>> START RECORD SET

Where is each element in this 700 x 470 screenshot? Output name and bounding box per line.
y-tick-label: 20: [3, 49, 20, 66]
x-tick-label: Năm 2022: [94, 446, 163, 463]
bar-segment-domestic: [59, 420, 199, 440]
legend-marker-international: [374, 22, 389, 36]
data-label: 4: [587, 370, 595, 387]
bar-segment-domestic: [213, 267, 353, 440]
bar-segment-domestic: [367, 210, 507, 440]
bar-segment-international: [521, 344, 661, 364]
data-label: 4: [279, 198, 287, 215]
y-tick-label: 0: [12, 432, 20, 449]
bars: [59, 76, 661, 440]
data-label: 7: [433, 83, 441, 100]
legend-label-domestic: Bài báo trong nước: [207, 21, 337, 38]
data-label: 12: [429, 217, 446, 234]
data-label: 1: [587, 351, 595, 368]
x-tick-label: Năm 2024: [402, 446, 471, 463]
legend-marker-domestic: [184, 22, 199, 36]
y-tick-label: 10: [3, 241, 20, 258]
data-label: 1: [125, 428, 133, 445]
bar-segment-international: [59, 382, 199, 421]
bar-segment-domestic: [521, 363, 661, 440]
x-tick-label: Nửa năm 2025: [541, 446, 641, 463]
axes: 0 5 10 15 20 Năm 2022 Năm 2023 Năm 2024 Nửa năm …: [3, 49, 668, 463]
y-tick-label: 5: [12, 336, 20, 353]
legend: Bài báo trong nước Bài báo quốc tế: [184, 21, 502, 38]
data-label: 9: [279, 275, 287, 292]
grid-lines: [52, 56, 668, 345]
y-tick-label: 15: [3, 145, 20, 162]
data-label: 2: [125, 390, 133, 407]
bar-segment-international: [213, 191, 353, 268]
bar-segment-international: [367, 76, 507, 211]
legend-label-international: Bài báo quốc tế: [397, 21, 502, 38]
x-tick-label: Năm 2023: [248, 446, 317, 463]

>> END RECORD SET

## CHALLENGE
Print every line of the material above word for word, keeping the same order.

## ANSWER FOR THE TASK
Where is each element in this 700 x 470 screenshot? Output name and bounding box per line.
y-tick-label: 20: [3, 49, 20, 66]
x-tick-label: Năm 2022: [94, 446, 163, 463]
bar-segment-domestic: [59, 420, 199, 440]
legend-marker-international: [374, 22, 389, 36]
data-label: 4: [587, 370, 595, 387]
bar-segment-domestic: [213, 267, 353, 440]
bar-segment-domestic: [367, 210, 507, 440]
bar-segment-international: [521, 344, 661, 364]
data-label: 4: [279, 198, 287, 215]
y-tick-label: 0: [12, 432, 20, 449]
bars: [59, 76, 661, 440]
data-label: 7: [433, 83, 441, 100]
legend-label-domestic: Bài báo trong nước: [207, 21, 337, 38]
data-label: 12: [429, 217, 446, 234]
data-label: 1: [587, 351, 595, 368]
x-tick-label: Năm 2024: [402, 446, 471, 463]
legend-marker-domestic: [184, 22, 199, 36]
y-tick-label: 10: [3, 241, 20, 258]
data-label: 1: [125, 428, 133, 445]
bar-segment-international: [59, 382, 199, 421]
bar-segment-domestic: [521, 363, 661, 440]
x-tick-label: Nửa năm 2025: [541, 446, 641, 463]
axes: 0 5 10 15 20 Năm 2022 Năm 2023 Năm 2024 Nửa năm …: [3, 49, 668, 463]
y-tick-label: 5: [12, 336, 20, 353]
legend: Bài báo trong nước Bài báo quốc tế: [184, 21, 502, 38]
data-label: 9: [279, 275, 287, 292]
grid-lines: [52, 56, 668, 345]
y-tick-label: 15: [3, 145, 20, 162]
data-label: 2: [125, 390, 133, 407]
bar-segment-international: [213, 191, 353, 268]
bar-segment-international: [367, 76, 507, 211]
legend-label-international: Bài báo quốc tế: [397, 21, 502, 38]
x-tick-label: Năm 2023: [248, 446, 317, 463]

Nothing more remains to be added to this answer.